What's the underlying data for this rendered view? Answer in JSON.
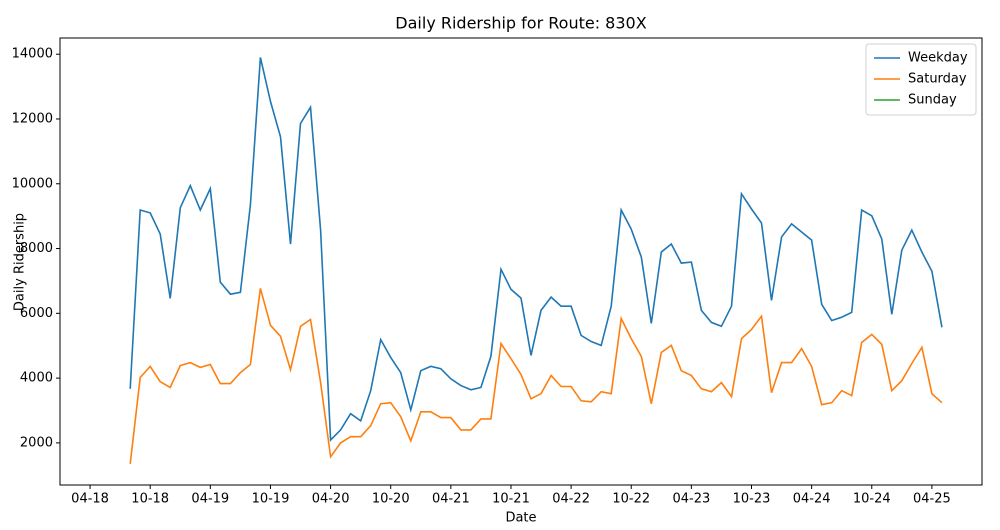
{
  "chart_data": {
    "type": "line",
    "title": "Daily Ridership for Route: 830X",
    "x_label": "Date",
    "y_label": "Daily Ridership",
    "x": [
      "2018-08",
      "2018-09",
      "2018-10",
      "2018-11",
      "2018-12",
      "2019-01",
      "2019-02",
      "2019-03",
      "2019-04",
      "2019-05",
      "2019-06",
      "2019-07",
      "2019-08",
      "2019-09",
      "2019-10",
      "2019-11",
      "2019-12",
      "2020-01",
      "2020-02",
      "2020-03",
      "2020-04",
      "2020-05",
      "2020-06",
      "2020-07",
      "2020-08",
      "2020-09",
      "2020-10",
      "2020-11",
      "2020-12",
      "2021-01",
      "2021-02",
      "2021-03",
      "2021-04",
      "2021-05",
      "2021-06",
      "2021-07",
      "2021-08",
      "2021-09",
      "2021-10",
      "2021-11",
      "2021-12",
      "2022-01",
      "2022-02",
      "2022-03",
      "2022-04",
      "2022-05",
      "2022-06",
      "2022-07",
      "2022-08",
      "2022-09",
      "2022-10",
      "2022-11",
      "2022-12",
      "2023-01",
      "2023-02",
      "2023-03",
      "2023-04",
      "2023-05",
      "2023-06",
      "2023-07",
      "2023-08",
      "2023-09",
      "2023-10",
      "2023-11",
      "2023-12",
      "2024-01",
      "2024-02",
      "2024-03",
      "2024-04",
      "2024-05",
      "2024-06",
      "2024-07",
      "2024-08",
      "2024-09",
      "2024-10",
      "2024-11",
      "2024-12",
      "2025-01",
      "2025-02",
      "2025-03",
      "2025-04",
      "2025-05"
    ],
    "series": [
      {
        "name": "Weekday",
        "color": "#1f77b4",
        "values": [
          3670,
          9190,
          9100,
          8450,
          6460,
          9260,
          9940,
          9190,
          9850,
          6960,
          6590,
          6650,
          9350,
          13900,
          12540,
          11450,
          8140,
          11860,
          12360,
          8570,
          2090,
          2400,
          2900,
          2680,
          3610,
          5190,
          4640,
          4170,
          3020,
          4230,
          4360,
          4290,
          3980,
          3770,
          3640,
          3710,
          4670,
          7360,
          6740,
          6470,
          4700,
          6090,
          6500,
          6220,
          6220,
          5320,
          5130,
          5010,
          6220,
          9190,
          8600,
          7740,
          5690,
          7890,
          8140,
          7550,
          7580,
          6090,
          5720,
          5600,
          6220,
          9690,
          9220,
          8790,
          6400,
          8360,
          8760,
          8510,
          8260,
          6280,
          5780,
          5880,
          6030,
          9190,
          9010,
          8290,
          5970,
          7950,
          8570,
          7890,
          7300,
          5570
        ]
      },
      {
        "name": "Saturday",
        "color": "#ff7f0e",
        "values": [
          1350,
          4020,
          4360,
          3890,
          3710,
          4390,
          4480,
          4330,
          4420,
          3830,
          3830,
          4170,
          4420,
          6770,
          5630,
          5290,
          4260,
          5600,
          5810,
          3860,
          1570,
          2000,
          2190,
          2190,
          2530,
          3210,
          3240,
          2810,
          2060,
          2960,
          2960,
          2780,
          2780,
          2400,
          2400,
          2740,
          2740,
          5070,
          4600,
          4110,
          3360,
          3520,
          4080,
          3740,
          3740,
          3300,
          3270,
          3580,
          3520,
          5840,
          5220,
          4670,
          3210,
          4790,
          5010,
          4230,
          4080,
          3670,
          3580,
          3860,
          3430,
          5220,
          5500,
          5910,
          3550,
          4480,
          4480,
          4910,
          4360,
          3180,
          3240,
          3610,
          3460,
          5100,
          5350,
          5040,
          3610,
          3920,
          4450,
          4950,
          3520,
          3240
        ]
      },
      {
        "name": "Sunday",
        "color": "#2ca02c",
        "values": [
          null,
          null,
          null,
          null,
          null,
          null,
          null,
          null,
          null,
          null,
          null,
          null,
          null,
          null,
          null,
          null,
          null,
          null,
          null,
          null,
          null,
          null,
          null,
          null,
          null,
          null,
          null,
          null,
          null,
          null,
          null,
          null,
          null,
          null,
          null,
          null,
          null,
          null,
          null,
          null,
          null,
          null,
          null,
          null,
          null,
          null,
          null,
          null,
          null,
          null,
          null,
          null,
          null,
          null,
          null,
          null,
          null,
          null,
          null,
          null,
          null,
          null,
          null,
          null,
          null,
          null,
          null,
          null,
          null,
          null,
          null,
          null,
          null,
          null,
          null,
          null,
          null,
          null,
          null,
          null,
          null,
          null
        ]
      }
    ],
    "xlim": [
      "2018-01",
      "2025-09"
    ],
    "xticks": [
      {
        "value": "2018-04",
        "label": "04-18"
      },
      {
        "value": "2018-10",
        "label": "10-18"
      },
      {
        "value": "2019-04",
        "label": "04-19"
      },
      {
        "value": "2019-10",
        "label": "10-19"
      },
      {
        "value": "2020-04",
        "label": "04-20"
      },
      {
        "value": "2020-10",
        "label": "10-20"
      },
      {
        "value": "2021-04",
        "label": "04-21"
      },
      {
        "value": "2021-10",
        "label": "10-21"
      },
      {
        "value": "2022-04",
        "label": "04-22"
      },
      {
        "value": "2022-10",
        "label": "10-22"
      },
      {
        "value": "2023-04",
        "label": "04-23"
      },
      {
        "value": "2023-10",
        "label": "10-23"
      },
      {
        "value": "2024-04",
        "label": "04-24"
      },
      {
        "value": "2024-10",
        "label": "10-24"
      },
      {
        "value": "2025-04",
        "label": "04-25"
      }
    ],
    "ylim": [
      700,
      14500
    ],
    "yticks": [
      2000,
      4000,
      6000,
      8000,
      10000,
      12000,
      14000
    ],
    "legend": "upper right",
    "grid": false
  }
}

◇ ◇ ◇

### What you are asked to do
All of the lines above should be retyped precisely, apart from the pictures.

### Exercise response
What's the underlying data for this rendered view? Answer in JSON.
{
  "chart_data": {
    "type": "line",
    "title": "Daily Ridership for Route: 830X",
    "x_label": "Date",
    "y_label": "Daily Ridership",
    "x": [
      "2018-08",
      "2018-09",
      "2018-10",
      "2018-11",
      "2018-12",
      "2019-01",
      "2019-02",
      "2019-03",
      "2019-04",
      "2019-05",
      "2019-06",
      "2019-07",
      "2019-08",
      "2019-09",
      "2019-10",
      "2019-11",
      "2019-12",
      "2020-01",
      "2020-02",
      "2020-03",
      "2020-04",
      "2020-05",
      "2020-06",
      "2020-07",
      "2020-08",
      "2020-09",
      "2020-10",
      "2020-11",
      "2020-12",
      "2021-01",
      "2021-02",
      "2021-03",
      "2021-04",
      "2021-05",
      "2021-06",
      "2021-07",
      "2021-08",
      "2021-09",
      "2021-10",
      "2021-11",
      "2021-12",
      "2022-01",
      "2022-02",
      "2022-03",
      "2022-04",
      "2022-05",
      "2022-06",
      "2022-07",
      "2022-08",
      "2022-09",
      "2022-10",
      "2022-11",
      "2022-12",
      "2023-01",
      "2023-02",
      "2023-03",
      "2023-04",
      "2023-05",
      "2023-06",
      "2023-07",
      "2023-08",
      "2023-09",
      "2023-10",
      "2023-11",
      "2023-12",
      "2024-01",
      "2024-02",
      "2024-03",
      "2024-04",
      "2024-05",
      "2024-06",
      "2024-07",
      "2024-08",
      "2024-09",
      "2024-10",
      "2024-11",
      "2024-12",
      "2025-01",
      "2025-02",
      "2025-03",
      "2025-04",
      "2025-05"
    ],
    "series": [
      {
        "name": "Weekday",
        "color": "#1f77b4",
        "values": [
          3670,
          9190,
          9100,
          8450,
          6460,
          9260,
          9940,
          9190,
          9850,
          6960,
          6590,
          6650,
          9350,
          13900,
          12540,
          11450,
          8140,
          11860,
          12360,
          8570,
          2090,
          2400,
          2900,
          2680,
          3610,
          5190,
          4640,
          4170,
          3020,
          4230,
          4360,
          4290,
          3980,
          3770,
          3640,
          3710,
          4670,
          7360,
          6740,
          6470,
          4700,
          6090,
          6500,
          6220,
          6220,
          5320,
          5130,
          5010,
          6220,
          9190,
          8600,
          7740,
          5690,
          7890,
          8140,
          7550,
          7580,
          6090,
          5720,
          5600,
          6220,
          9690,
          9220,
          8790,
          6400,
          8360,
          8760,
          8510,
          8260,
          6280,
          5780,
          5880,
          6030,
          9190,
          9010,
          8290,
          5970,
          7950,
          8570,
          7890,
          7300,
          5570
        ]
      },
      {
        "name": "Saturday",
        "color": "#ff7f0e",
        "values": [
          1350,
          4020,
          4360,
          3890,
          3710,
          4390,
          4480,
          4330,
          4420,
          3830,
          3830,
          4170,
          4420,
          6770,
          5630,
          5290,
          4260,
          5600,
          5810,
          3860,
          1570,
          2000,
          2190,
          2190,
          2530,
          3210,
          3240,
          2810,
          2060,
          2960,
          2960,
          2780,
          2780,
          2400,
          2400,
          2740,
          2740,
          5070,
          4600,
          4110,
          3360,
          3520,
          4080,
          3740,
          3740,
          3300,
          3270,
          3580,
          3520,
          5840,
          5220,
          4670,
          3210,
          4790,
          5010,
          4230,
          4080,
          3670,
          3580,
          3860,
          3430,
          5220,
          5500,
          5910,
          3550,
          4480,
          4480,
          4910,
          4360,
          3180,
          3240,
          3610,
          3460,
          5100,
          5350,
          5040,
          3610,
          3920,
          4450,
          4950,
          3520,
          3240
        ]
      },
      {
        "name": "Sunday",
        "color": "#2ca02c",
        "values": [
          null,
          null,
          null,
          null,
          null,
          null,
          null,
          null,
          null,
          null,
          null,
          null,
          null,
          null,
          null,
          null,
          null,
          null,
          null,
          null,
          null,
          null,
          null,
          null,
          null,
          null,
          null,
          null,
          null,
          null,
          null,
          null,
          null,
          null,
          null,
          null,
          null,
          null,
          null,
          null,
          null,
          null,
          null,
          null,
          null,
          null,
          null,
          null,
          null,
          null,
          null,
          null,
          null,
          null,
          null,
          null,
          null,
          null,
          null,
          null,
          null,
          null,
          null,
          null,
          null,
          null,
          null,
          null,
          null,
          null,
          null,
          null,
          null,
          null,
          null,
          null,
          null,
          null,
          null,
          null,
          null,
          null
        ]
      }
    ],
    "xlim": [
      "2018-01",
      "2025-09"
    ],
    "xticks": [
      {
        "value": "2018-04",
        "label": "04-18"
      },
      {
        "value": "2018-10",
        "label": "10-18"
      },
      {
        "value": "2019-04",
        "label": "04-19"
      },
      {
        "value": "2019-10",
        "label": "10-19"
      },
      {
        "value": "2020-04",
        "label": "04-20"
      },
      {
        "value": "2020-10",
        "label": "10-20"
      },
      {
        "value": "2021-04",
        "label": "04-21"
      },
      {
        "value": "2021-10",
        "label": "10-21"
      },
      {
        "value": "2022-04",
        "label": "04-22"
      },
      {
        "value": "2022-10",
        "label": "10-22"
      },
      {
        "value": "2023-04",
        "label": "04-23"
      },
      {
        "value": "2023-10",
        "label": "10-23"
      },
      {
        "value": "2024-04",
        "label": "04-24"
      },
      {
        "value": "2024-10",
        "label": "10-24"
      },
      {
        "value": "2025-04",
        "label": "04-25"
      }
    ],
    "ylim": [
      700,
      14500
    ],
    "yticks": [
      2000,
      4000,
      6000,
      8000,
      10000,
      12000,
      14000
    ],
    "legend": "upper right",
    "grid": false
  }
}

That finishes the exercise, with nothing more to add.